— START The data —

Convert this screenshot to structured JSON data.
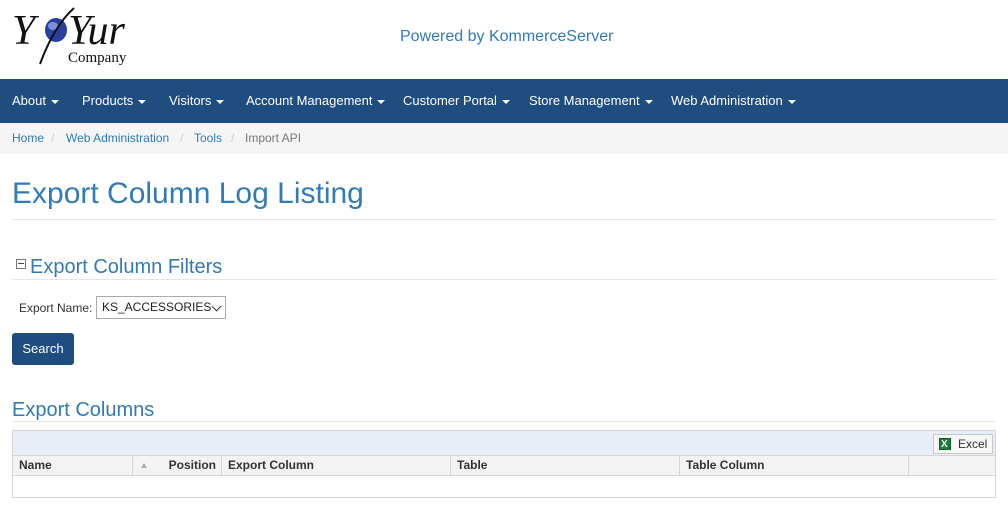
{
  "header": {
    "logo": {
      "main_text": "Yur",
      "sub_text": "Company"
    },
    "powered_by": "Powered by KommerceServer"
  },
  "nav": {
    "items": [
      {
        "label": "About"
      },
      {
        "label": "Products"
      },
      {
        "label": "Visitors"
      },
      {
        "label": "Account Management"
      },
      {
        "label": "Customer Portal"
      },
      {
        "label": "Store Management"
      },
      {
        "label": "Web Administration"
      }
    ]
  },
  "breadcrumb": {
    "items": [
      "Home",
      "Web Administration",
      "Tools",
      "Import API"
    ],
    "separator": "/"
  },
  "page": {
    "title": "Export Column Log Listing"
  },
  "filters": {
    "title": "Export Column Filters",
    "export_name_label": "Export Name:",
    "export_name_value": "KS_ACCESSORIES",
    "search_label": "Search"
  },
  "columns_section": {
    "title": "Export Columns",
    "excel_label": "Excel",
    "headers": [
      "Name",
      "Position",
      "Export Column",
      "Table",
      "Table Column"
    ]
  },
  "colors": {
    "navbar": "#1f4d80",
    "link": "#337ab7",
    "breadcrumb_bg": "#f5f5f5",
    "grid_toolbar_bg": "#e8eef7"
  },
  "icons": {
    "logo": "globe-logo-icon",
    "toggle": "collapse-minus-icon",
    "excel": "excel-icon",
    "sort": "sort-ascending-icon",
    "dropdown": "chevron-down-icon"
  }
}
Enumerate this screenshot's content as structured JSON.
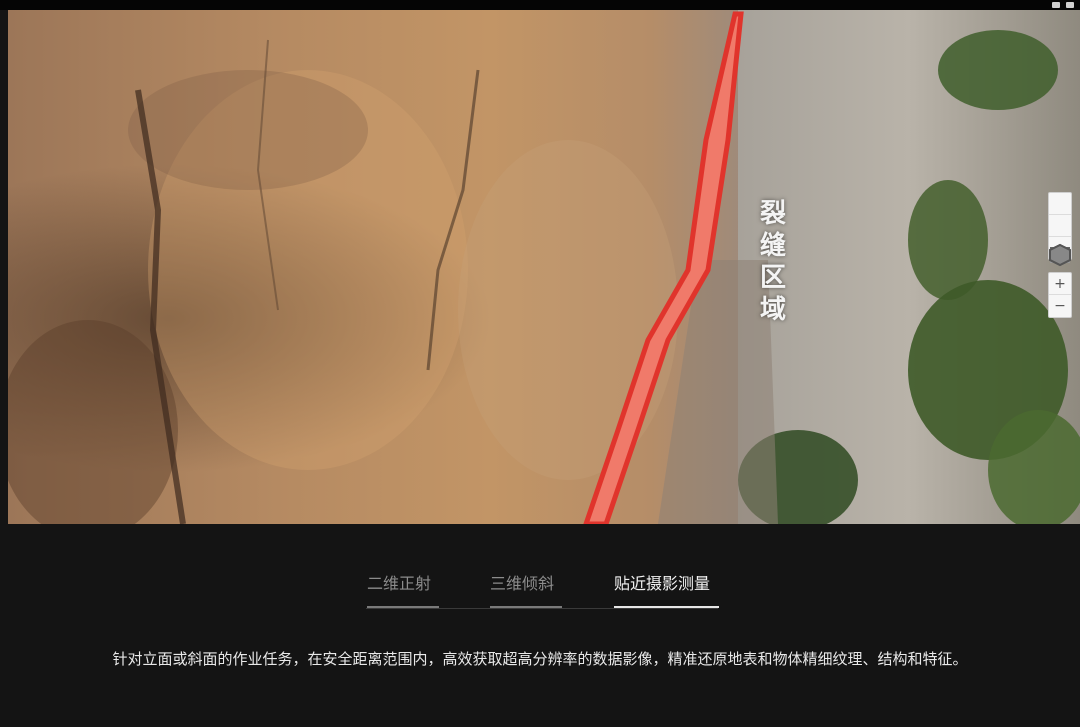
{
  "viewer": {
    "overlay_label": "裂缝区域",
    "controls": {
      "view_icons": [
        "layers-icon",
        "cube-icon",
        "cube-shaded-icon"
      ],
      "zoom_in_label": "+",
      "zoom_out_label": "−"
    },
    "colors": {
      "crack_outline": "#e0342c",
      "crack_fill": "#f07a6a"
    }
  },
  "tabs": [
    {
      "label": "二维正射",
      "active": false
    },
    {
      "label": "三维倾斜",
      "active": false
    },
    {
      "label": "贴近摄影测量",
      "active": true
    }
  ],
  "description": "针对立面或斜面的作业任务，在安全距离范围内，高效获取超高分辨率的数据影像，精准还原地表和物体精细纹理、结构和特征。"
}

— END The data —

### Given instruction
Leave out the pictures and copy the rest of the material above exactly.

### Response for this exercise
Convert this screenshot to structured JSON data.
{
  "header": {
    "logo": {
      "main_text": "Yur",
      "sub_text": "Company"
    },
    "powered_by": "Powered by KommerceServer"
  },
  "nav": {
    "items": [
      {
        "label": "About"
      },
      {
        "label": "Products"
      },
      {
        "label": "Visitors"
      },
      {
        "label": "Account Management"
      },
      {
        "label": "Customer Portal"
      },
      {
        "label": "Store Management"
      },
      {
        "label": "Web Administration"
      }
    ]
  },
  "breadcrumb": {
    "items": [
      "Home",
      "Web Administration",
      "Tools",
      "Import API"
    ],
    "separator": "/"
  },
  "page": {
    "title": "Export Column Log Listing"
  },
  "filters": {
    "title": "Export Column Filters",
    "export_name_label": "Export Name:",
    "export_name_value": "KS_ACCESSORIES",
    "search_label": "Search"
  },
  "columns_section": {
    "title": "Export Columns",
    "excel_label": "Excel",
    "headers": [
      "Name",
      "Position",
      "Export Column",
      "Table",
      "Table Column"
    ]
  },
  "colors": {
    "navbar": "#1f4d80",
    "link": "#337ab7",
    "breadcrumb_bg": "#f5f5f5",
    "grid_toolbar_bg": "#e8eef7"
  },
  "icons": {
    "logo": "globe-logo-icon",
    "toggle": "collapse-minus-icon",
    "excel": "excel-icon",
    "sort": "sort-ascending-icon",
    "dropdown": "chevron-down-icon"
  }
}
Enumerate this screenshot's content as structured JSON.
{
  "viewer": {
    "overlay_label": "裂缝区域",
    "controls": {
      "view_icons": [
        "layers-icon",
        "cube-icon",
        "cube-shaded-icon"
      ],
      "zoom_in_label": "+",
      "zoom_out_label": "−"
    },
    "colors": {
      "crack_outline": "#e0342c",
      "crack_fill": "#f07a6a"
    }
  },
  "tabs": [
    {
      "label": "二维正射",
      "active": false
    },
    {
      "label": "三维倾斜",
      "active": false
    },
    {
      "label": "贴近摄影测量",
      "active": true
    }
  ],
  "description": "针对立面或斜面的作业任务，在安全距离范围内，高效获取超高分辨率的数据影像，精准还原地表和物体精细纹理、结构和特征。"
}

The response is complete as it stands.